_What the exercise asks_: Scan the records below. List lines holding "Пределы".
Start Exercise materials
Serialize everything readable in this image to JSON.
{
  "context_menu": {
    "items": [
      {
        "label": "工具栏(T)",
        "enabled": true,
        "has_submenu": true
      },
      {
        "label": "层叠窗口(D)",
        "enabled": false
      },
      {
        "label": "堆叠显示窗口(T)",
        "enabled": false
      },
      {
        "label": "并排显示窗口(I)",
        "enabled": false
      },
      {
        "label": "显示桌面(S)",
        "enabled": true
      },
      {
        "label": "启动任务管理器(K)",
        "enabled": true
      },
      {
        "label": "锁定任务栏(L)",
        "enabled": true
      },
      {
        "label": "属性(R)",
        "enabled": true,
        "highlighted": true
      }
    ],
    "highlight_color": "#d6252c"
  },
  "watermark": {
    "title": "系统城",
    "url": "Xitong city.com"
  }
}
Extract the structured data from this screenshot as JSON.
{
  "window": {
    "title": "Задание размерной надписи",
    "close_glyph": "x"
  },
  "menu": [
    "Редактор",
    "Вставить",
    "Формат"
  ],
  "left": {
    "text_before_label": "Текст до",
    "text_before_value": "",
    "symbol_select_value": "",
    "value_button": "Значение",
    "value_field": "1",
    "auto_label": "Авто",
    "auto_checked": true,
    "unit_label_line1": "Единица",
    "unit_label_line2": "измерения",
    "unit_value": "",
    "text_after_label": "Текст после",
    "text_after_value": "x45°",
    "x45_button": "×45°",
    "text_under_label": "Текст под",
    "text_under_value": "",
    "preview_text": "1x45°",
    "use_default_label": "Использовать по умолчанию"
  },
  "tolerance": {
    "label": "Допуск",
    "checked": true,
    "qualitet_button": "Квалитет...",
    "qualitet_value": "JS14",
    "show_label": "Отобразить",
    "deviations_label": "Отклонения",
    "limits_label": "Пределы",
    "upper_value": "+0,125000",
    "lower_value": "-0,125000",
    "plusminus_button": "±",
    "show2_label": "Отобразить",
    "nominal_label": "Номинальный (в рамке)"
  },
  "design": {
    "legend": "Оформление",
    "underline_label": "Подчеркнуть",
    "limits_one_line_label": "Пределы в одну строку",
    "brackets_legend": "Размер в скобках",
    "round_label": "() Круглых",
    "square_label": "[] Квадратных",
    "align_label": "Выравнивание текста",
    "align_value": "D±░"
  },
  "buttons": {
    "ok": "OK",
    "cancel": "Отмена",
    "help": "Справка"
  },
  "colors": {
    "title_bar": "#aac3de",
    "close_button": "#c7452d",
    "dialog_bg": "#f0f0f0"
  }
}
End Exercise materials
_Answer below_:
    "limits_label": "Пределы",
    "limits_one_line_label": "Пределы в одну строку",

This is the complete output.